• **CHALLENGE**
Copy out all the records, word for word.

• **RECORDS SHOWN**
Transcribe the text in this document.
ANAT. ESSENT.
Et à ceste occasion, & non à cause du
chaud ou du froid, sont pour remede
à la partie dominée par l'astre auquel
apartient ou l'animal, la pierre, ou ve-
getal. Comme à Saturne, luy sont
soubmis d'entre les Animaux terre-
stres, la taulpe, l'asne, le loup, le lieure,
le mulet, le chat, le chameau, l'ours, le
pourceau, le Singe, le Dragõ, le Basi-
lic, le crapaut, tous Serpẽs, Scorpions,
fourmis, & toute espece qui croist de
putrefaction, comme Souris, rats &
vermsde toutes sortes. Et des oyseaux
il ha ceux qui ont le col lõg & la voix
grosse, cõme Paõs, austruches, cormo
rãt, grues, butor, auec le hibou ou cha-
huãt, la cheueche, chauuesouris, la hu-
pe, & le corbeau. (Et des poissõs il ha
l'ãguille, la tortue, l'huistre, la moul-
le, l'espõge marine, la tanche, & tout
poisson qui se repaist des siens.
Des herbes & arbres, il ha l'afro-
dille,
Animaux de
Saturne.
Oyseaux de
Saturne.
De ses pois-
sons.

• **SOLUTION FOR THIS EXERCISE**
Transcribe the text in this document.
ANAT. ESSENT.
Et à ceste occasion, & non à cause du
chaud ou du froid, sont pour remede
à la partie dominée par l'astre auquel
apartient ou l'animal, la pierre, ou ve-
getal. Comme à Saturne, luy sont
soubmis d'entre les Animaux terre-
stres, la taulpe, l'asne, le loup, le lieure,
le mulet, le chat, le chameau, l'ours, le
pourceau, le Singe, le Dragõ, le Basi-
lic, le crapaut, tous Serpẽs, Scorpions,
fourmis, & toute espece qui croist de
putrefaction, comme Souris, rats &
vermsde toutes sortes. Et des oyseaux
il ha ceux qui ont le col lõg & la voix
grosse, cõme Paõs, austruches, cormo
rãt, grues, butor, auec le hibou ou cha-
huãt, la cheueche, chauuesouris, la hu-
pe, & le corbeau. (Et des poissõs il ha
l'ãguille, la tortue, l'huistre, la moul-
le, l'espõge marine, la tanche, & tout
poisson qui se repaist des siens.
Des herbes & arbres, il ha l'afro-
dille,
Animaux de
Saturne.
Oyseaux de
Saturne.
De ses pois-
sons.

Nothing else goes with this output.